» To be done:
Substitute "Forecast run" for "Model run" in the rows from the first one through the row containing "lon-label: 180° [123, 666, 154, 681]", inclusive, and write those rows out again with nothing else changed.

[Some rows]
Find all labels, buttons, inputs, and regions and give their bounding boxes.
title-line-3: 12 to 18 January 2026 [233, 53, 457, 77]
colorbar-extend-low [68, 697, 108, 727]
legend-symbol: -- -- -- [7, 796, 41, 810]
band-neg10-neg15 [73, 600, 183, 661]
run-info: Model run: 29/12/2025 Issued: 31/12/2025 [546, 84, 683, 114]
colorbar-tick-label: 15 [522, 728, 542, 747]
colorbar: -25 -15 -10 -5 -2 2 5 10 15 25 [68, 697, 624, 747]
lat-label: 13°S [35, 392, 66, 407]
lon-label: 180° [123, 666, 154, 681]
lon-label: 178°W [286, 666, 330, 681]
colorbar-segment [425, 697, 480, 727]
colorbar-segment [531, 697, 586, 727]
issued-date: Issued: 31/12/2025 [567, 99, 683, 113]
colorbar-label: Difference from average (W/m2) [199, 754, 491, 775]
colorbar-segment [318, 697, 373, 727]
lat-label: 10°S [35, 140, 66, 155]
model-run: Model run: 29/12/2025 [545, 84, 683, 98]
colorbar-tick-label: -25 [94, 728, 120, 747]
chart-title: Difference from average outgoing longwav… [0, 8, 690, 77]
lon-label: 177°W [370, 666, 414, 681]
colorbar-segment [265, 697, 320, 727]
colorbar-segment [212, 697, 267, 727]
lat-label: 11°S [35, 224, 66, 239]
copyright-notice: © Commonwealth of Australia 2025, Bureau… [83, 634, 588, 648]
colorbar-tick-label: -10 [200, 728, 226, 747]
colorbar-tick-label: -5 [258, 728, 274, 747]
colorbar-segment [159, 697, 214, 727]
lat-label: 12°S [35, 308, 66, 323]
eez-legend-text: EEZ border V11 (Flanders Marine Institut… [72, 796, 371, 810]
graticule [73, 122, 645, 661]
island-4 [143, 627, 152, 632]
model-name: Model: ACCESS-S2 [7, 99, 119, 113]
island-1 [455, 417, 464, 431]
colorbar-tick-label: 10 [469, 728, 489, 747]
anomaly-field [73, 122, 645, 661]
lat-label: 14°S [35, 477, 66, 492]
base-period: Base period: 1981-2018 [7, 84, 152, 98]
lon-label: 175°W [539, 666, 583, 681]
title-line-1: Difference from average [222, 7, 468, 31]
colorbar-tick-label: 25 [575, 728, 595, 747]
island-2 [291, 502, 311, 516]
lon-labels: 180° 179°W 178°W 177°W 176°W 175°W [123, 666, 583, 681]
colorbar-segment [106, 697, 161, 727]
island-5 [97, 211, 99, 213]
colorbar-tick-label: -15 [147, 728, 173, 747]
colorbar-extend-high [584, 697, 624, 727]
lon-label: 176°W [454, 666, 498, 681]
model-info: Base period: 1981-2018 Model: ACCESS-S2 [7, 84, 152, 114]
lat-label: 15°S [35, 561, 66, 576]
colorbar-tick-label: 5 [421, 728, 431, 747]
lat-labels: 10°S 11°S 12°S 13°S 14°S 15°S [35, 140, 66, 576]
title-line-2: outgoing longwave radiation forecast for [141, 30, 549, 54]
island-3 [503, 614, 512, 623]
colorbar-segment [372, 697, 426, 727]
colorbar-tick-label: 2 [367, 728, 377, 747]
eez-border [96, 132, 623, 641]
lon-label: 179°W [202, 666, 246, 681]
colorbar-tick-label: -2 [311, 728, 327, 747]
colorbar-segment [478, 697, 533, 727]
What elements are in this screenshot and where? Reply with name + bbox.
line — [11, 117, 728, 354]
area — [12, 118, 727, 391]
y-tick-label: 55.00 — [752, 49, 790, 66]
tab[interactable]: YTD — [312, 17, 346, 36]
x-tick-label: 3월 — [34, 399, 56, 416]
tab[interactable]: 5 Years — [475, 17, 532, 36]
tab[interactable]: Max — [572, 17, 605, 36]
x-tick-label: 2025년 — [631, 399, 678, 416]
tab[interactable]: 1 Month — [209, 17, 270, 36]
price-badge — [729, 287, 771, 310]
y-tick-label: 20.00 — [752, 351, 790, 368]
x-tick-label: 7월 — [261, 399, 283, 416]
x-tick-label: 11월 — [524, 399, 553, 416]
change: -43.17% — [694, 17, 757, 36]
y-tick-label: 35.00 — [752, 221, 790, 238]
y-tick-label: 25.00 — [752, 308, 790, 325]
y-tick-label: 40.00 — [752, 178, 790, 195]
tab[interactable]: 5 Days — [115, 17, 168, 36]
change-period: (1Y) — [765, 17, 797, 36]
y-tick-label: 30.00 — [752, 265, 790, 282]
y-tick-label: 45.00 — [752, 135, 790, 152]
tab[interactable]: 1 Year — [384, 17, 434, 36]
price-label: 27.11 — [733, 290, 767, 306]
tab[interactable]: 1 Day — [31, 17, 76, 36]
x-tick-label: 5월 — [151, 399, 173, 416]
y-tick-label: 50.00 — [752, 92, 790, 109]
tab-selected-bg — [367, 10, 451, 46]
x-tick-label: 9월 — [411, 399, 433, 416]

» Output of the exercise:
Find all labels, buttons, inputs, and regions and give their bounding boxes.
title-line-3: 12 to 18 January 2026 [233, 53, 457, 77]
colorbar-extend-low [68, 697, 108, 727]
legend-symbol: -- -- -- [7, 796, 41, 810]
band-neg10-neg15 [73, 600, 183, 661]
run-info: Forecast run: 29/12/2025 Issued: 31/12/2025 [546, 84, 683, 114]
colorbar-tick-label: 15 [522, 728, 542, 747]
colorbar: -25 -15 -10 -5 -2 2 5 10 15 25 [68, 697, 624, 747]
lat-label: 13°S [35, 392, 66, 407]
lon-label: 180° [123, 666, 154, 681]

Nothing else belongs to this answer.